##### Provided data

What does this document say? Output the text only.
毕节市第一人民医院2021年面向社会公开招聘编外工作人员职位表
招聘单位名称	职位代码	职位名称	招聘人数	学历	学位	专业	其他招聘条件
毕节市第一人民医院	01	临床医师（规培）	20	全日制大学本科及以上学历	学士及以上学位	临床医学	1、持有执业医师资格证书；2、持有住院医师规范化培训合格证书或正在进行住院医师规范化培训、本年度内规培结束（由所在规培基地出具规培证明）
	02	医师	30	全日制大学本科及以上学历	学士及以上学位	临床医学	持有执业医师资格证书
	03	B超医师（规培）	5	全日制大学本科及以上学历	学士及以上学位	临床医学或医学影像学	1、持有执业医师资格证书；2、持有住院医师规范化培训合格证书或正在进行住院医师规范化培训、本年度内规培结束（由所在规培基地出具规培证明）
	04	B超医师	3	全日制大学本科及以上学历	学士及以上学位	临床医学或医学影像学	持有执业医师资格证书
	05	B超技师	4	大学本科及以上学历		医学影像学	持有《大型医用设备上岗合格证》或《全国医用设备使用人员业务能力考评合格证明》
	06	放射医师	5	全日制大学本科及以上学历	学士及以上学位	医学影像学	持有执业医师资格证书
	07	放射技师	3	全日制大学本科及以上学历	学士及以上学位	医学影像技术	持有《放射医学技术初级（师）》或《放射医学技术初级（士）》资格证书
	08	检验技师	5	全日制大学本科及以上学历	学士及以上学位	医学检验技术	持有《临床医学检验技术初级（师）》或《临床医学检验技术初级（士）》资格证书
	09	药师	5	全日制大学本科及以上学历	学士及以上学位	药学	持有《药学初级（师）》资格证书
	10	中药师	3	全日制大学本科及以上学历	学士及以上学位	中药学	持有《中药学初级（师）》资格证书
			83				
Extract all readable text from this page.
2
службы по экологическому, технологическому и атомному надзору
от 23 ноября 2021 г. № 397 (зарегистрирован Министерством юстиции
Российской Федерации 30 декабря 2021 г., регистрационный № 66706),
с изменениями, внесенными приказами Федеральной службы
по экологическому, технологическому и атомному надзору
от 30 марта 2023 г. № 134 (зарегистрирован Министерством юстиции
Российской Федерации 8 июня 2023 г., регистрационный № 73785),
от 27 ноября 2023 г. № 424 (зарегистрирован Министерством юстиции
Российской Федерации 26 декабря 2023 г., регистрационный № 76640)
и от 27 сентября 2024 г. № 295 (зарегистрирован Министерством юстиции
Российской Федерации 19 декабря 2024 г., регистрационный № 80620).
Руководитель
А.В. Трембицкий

##########

- **Work required**:
Each line in the listing above that contains "зарегистрирован" should be copied.

- **Completed exercise**:
от 23 ноября 2021 г. № 397 (зарегистрирован Министерством юстиции
от 30 марта 2023 г. № 134 (зарегистрирован Министерством юстиции
от 27 ноября 2023 г. № 424 (зарегистрирован Министерством юстиции
и от 27 сентября 2024 г. № 295 (зарегистрирован Министерством юстиции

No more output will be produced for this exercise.